__WORK REQUIRED__
Among the entries below, count the lines that contain the word "Index". Write down only the total.

--

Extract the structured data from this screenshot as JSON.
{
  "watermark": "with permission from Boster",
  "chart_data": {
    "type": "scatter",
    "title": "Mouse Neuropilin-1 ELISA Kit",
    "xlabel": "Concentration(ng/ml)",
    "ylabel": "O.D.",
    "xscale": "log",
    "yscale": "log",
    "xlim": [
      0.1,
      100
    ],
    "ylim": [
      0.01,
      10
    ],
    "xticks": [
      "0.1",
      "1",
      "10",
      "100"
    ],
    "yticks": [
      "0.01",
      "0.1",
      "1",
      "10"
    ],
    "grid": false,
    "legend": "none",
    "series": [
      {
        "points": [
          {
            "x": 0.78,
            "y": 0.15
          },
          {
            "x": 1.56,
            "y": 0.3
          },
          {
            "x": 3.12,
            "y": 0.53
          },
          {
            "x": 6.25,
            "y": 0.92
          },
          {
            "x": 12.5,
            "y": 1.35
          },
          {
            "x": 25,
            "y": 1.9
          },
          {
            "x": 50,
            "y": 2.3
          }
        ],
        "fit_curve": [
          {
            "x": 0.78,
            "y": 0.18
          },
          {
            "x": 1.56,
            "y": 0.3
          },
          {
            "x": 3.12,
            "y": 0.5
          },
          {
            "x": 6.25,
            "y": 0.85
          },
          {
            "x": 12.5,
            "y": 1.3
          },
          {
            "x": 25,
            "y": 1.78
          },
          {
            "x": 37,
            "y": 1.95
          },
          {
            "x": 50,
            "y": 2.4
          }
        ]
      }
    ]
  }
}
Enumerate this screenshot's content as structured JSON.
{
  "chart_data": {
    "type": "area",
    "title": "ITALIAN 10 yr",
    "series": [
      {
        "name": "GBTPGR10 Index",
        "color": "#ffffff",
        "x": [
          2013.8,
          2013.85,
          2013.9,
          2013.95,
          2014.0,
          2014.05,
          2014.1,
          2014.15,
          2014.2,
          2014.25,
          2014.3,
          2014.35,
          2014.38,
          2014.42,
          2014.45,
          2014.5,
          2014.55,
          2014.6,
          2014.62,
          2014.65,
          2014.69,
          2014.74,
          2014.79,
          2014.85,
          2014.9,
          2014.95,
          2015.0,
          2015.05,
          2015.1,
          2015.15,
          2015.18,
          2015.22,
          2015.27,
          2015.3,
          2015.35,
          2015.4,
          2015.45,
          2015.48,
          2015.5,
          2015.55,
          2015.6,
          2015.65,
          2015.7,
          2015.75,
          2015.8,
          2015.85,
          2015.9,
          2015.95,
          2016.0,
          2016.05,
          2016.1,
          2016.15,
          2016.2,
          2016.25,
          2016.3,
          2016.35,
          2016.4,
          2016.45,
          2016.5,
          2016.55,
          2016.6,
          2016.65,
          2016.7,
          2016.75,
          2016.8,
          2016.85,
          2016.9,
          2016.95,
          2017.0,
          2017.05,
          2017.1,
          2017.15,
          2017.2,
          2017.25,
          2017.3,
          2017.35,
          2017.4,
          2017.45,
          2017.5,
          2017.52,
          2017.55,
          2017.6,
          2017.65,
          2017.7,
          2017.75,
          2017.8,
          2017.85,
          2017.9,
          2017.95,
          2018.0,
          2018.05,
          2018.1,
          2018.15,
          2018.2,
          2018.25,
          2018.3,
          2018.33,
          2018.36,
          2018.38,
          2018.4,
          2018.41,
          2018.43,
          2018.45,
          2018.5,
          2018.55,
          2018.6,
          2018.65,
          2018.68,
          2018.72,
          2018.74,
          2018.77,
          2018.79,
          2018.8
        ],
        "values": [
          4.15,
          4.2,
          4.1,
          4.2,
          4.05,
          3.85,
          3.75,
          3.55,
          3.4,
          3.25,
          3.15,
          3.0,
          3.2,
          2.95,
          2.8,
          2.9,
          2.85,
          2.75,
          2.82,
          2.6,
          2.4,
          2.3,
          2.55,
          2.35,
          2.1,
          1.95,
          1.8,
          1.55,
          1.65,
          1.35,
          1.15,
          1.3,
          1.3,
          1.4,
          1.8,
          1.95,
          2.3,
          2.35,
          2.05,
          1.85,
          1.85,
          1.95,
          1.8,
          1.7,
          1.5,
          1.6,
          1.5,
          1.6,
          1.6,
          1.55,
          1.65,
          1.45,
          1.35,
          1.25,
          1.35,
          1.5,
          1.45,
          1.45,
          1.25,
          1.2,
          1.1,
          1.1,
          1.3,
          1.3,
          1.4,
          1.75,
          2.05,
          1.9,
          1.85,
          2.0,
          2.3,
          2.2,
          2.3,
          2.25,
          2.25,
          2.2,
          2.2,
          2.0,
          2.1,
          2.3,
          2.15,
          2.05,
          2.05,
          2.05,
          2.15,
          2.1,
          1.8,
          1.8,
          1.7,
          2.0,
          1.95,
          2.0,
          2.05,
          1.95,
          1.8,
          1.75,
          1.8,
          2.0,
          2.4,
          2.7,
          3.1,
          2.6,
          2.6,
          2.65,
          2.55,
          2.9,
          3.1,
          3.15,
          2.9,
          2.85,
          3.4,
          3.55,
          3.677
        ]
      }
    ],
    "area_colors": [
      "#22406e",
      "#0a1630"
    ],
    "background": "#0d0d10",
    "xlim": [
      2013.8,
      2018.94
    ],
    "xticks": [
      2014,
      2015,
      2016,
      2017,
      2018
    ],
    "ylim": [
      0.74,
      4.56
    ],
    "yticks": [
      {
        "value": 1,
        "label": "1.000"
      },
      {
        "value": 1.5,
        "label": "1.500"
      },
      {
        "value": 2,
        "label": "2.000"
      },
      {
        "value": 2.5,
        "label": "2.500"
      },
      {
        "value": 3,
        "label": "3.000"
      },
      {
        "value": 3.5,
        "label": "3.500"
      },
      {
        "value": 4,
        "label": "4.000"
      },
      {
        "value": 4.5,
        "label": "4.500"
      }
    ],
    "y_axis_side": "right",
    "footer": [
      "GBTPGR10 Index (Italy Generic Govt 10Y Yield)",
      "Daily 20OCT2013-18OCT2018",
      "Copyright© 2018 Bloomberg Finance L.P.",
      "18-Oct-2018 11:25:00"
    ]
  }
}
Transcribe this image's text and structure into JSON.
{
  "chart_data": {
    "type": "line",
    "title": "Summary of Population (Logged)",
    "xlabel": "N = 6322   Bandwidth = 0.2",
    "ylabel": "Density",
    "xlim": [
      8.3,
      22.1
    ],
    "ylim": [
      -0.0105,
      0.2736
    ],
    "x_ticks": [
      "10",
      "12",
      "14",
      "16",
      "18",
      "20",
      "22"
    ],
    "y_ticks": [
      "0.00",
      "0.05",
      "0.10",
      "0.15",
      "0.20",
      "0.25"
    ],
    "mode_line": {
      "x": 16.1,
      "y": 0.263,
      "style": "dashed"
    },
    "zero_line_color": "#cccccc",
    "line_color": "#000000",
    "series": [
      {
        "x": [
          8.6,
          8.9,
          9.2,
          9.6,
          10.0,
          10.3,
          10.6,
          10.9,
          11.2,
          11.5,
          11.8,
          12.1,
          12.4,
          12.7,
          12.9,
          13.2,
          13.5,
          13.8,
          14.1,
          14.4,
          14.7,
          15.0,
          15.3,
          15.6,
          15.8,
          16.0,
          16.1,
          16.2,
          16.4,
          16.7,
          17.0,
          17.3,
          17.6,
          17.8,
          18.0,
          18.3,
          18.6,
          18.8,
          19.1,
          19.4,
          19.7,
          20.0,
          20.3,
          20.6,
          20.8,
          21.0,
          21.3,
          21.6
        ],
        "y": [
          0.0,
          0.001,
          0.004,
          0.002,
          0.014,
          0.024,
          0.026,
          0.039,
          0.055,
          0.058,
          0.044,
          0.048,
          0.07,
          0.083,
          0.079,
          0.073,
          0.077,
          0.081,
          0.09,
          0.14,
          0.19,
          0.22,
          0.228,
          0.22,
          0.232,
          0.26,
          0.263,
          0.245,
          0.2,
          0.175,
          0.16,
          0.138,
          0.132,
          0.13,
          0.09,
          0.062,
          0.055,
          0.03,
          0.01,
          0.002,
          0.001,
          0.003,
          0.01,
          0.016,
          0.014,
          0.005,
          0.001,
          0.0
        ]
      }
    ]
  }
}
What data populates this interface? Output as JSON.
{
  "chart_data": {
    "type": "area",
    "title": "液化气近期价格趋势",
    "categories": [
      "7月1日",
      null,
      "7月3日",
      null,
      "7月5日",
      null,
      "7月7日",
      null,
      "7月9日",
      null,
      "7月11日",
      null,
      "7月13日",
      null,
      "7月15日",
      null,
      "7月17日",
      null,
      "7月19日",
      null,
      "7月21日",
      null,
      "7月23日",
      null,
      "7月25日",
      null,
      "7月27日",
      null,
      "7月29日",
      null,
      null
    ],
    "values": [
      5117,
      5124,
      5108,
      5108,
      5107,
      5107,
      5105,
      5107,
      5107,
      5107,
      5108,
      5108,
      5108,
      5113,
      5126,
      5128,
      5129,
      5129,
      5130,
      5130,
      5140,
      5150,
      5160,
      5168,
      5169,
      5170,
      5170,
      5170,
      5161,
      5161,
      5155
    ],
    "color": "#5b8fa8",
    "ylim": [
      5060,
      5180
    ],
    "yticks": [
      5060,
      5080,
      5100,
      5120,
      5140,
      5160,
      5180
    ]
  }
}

--

__COMPLETE RESPONSE__
2